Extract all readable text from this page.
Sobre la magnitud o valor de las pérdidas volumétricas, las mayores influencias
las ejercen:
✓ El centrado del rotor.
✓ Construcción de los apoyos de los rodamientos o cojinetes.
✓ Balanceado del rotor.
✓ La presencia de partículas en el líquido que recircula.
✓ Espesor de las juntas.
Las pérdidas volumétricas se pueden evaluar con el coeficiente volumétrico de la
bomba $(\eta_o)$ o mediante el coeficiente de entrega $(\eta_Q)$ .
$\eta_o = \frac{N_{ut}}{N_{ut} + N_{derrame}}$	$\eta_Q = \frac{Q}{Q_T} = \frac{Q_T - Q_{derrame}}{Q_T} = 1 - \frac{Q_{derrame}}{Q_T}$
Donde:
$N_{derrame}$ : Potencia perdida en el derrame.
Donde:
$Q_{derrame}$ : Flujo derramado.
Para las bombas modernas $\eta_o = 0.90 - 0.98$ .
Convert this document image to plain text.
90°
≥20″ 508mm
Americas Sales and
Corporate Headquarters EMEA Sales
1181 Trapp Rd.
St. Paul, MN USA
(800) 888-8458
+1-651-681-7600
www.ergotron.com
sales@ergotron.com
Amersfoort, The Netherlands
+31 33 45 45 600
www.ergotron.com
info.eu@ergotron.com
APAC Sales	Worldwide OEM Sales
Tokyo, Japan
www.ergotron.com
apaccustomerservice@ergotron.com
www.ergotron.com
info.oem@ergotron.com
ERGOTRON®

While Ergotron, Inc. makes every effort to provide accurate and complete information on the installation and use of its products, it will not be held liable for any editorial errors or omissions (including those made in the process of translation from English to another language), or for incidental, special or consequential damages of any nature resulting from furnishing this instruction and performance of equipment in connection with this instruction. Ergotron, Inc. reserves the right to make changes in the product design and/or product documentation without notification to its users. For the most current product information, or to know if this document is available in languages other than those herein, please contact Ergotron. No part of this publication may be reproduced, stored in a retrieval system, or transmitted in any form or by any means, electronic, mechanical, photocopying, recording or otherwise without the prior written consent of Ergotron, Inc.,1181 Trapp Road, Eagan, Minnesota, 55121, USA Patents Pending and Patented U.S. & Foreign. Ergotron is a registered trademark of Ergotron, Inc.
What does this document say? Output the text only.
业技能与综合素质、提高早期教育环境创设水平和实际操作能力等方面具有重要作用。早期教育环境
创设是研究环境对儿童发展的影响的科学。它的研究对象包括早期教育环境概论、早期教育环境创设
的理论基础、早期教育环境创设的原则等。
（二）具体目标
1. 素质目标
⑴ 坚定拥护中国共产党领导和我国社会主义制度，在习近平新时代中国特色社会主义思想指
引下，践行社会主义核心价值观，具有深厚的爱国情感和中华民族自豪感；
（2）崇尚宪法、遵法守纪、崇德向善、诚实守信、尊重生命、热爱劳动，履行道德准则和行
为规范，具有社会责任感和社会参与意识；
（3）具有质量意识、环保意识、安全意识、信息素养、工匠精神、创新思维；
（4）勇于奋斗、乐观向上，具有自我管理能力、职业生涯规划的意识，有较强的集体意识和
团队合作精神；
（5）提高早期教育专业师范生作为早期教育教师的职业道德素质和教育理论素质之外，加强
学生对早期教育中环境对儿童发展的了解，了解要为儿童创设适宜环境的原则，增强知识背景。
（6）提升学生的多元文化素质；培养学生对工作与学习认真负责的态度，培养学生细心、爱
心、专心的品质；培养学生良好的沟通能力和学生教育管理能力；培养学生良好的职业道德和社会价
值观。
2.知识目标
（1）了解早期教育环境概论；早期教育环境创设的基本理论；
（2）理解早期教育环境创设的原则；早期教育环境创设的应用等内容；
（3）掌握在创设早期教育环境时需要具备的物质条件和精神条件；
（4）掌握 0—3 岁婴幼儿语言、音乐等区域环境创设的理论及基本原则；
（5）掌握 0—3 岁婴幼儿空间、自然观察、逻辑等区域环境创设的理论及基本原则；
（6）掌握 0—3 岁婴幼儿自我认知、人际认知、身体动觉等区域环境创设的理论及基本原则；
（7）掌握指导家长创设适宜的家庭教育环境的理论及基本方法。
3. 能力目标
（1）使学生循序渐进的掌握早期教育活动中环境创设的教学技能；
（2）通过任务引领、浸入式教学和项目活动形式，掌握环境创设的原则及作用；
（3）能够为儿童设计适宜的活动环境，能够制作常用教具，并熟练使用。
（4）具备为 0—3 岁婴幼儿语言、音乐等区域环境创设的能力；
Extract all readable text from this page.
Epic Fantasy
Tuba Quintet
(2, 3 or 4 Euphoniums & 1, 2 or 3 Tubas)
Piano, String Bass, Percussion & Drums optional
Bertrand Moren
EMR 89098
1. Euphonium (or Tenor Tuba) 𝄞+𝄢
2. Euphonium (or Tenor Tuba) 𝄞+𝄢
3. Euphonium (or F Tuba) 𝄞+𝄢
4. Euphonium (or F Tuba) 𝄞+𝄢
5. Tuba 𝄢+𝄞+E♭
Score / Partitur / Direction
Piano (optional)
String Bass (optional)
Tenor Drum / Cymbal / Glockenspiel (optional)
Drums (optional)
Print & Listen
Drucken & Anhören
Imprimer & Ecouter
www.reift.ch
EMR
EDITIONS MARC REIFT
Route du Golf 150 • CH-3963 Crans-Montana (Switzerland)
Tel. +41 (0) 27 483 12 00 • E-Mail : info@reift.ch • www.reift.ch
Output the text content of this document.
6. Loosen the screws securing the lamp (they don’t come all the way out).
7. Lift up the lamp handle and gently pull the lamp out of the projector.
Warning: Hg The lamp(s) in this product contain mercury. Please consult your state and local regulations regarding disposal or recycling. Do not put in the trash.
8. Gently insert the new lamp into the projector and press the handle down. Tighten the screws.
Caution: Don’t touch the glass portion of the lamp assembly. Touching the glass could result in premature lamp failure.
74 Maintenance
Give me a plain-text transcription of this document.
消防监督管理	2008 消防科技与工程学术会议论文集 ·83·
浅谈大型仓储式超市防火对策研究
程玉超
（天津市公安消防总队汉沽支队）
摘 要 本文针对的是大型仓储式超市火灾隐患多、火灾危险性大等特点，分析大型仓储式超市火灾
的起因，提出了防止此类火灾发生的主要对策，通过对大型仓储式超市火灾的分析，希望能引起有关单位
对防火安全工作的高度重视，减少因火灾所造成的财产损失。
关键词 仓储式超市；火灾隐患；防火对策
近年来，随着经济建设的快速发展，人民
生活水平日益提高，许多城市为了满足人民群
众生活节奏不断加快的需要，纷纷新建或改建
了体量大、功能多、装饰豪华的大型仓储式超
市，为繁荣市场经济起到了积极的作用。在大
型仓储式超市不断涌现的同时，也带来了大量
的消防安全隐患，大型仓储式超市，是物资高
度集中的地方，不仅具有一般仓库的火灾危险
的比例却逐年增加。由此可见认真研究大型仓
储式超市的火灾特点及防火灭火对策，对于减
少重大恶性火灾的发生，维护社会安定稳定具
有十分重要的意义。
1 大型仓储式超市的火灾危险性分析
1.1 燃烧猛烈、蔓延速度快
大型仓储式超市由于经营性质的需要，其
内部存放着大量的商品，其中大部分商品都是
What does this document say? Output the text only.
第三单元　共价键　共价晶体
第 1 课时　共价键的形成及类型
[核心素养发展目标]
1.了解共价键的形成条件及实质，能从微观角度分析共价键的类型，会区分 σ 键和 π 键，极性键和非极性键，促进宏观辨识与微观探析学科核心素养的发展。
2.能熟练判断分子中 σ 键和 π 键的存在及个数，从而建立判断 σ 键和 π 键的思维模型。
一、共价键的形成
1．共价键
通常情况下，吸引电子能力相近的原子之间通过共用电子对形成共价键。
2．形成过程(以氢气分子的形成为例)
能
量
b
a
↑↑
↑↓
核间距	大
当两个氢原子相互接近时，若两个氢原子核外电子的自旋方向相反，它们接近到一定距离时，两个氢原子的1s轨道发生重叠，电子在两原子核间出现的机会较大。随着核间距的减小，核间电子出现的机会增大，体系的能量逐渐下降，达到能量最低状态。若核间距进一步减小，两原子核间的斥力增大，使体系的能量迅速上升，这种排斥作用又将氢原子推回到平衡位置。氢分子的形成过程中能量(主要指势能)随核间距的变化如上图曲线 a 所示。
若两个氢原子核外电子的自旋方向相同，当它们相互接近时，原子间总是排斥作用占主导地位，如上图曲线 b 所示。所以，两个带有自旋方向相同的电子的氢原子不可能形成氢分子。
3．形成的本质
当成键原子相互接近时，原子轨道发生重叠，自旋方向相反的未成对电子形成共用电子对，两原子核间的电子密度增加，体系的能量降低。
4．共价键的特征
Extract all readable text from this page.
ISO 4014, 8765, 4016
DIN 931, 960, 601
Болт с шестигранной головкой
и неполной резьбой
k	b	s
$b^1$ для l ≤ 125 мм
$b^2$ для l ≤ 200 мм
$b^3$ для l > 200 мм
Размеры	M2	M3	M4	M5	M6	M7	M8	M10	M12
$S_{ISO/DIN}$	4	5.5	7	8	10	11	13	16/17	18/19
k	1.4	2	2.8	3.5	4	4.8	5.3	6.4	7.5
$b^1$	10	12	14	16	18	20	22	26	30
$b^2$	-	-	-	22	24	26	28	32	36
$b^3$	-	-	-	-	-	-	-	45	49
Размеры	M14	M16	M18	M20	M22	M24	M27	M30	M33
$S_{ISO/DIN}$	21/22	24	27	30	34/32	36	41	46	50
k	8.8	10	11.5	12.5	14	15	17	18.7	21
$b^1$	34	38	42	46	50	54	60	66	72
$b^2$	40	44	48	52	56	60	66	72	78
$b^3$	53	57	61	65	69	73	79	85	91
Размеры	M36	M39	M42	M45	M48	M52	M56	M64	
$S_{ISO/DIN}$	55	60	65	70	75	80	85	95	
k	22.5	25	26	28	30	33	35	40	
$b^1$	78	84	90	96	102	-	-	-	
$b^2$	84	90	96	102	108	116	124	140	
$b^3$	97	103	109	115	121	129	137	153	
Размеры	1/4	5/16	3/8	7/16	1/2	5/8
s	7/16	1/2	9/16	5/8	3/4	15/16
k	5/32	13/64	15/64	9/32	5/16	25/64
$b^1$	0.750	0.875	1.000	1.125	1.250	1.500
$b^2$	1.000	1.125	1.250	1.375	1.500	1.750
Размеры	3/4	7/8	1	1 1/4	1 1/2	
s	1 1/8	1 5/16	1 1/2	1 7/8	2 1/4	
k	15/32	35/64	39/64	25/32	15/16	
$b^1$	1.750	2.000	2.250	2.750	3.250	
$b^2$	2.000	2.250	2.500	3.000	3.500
____________
Show every line above in which the word "product" occurs.

FINAL RESULT -
While Ergotron, Inc. makes every effort to provide accurate and complete information on the installation and use of its products, it will not be held liable for any editorial errors or omissions (including those made in the process of translation from English to another language), or for incidental, special or consequential damages of any nature resulting from furnishing this instruction and performance of equipment in connection with this instruction. Ergotron, Inc. reserves the right to make changes in the product design and/or product documentation without notification to its users. For the most current product information, or to know if this document is available in languages other than those herein, please contact Ergotron. No part of this publication may be reproduced, stored in a retrieval system, or transmitted in any form or by any means, electronic, mechanical, photocopying, recording or otherwise without the prior written consent of Ergotron, Inc.,1181 Trapp Road, Eagan, Minnesota, 55121, USA Patents Pending and Patented U.S. & Foreign. Ergotron is a registered trademark of Ergotron, Inc.
Warning: Hg The lamp(s) in this product contain mercury. Please consult your state and local regulations regarding disposal or recycling. Do not put in the trash.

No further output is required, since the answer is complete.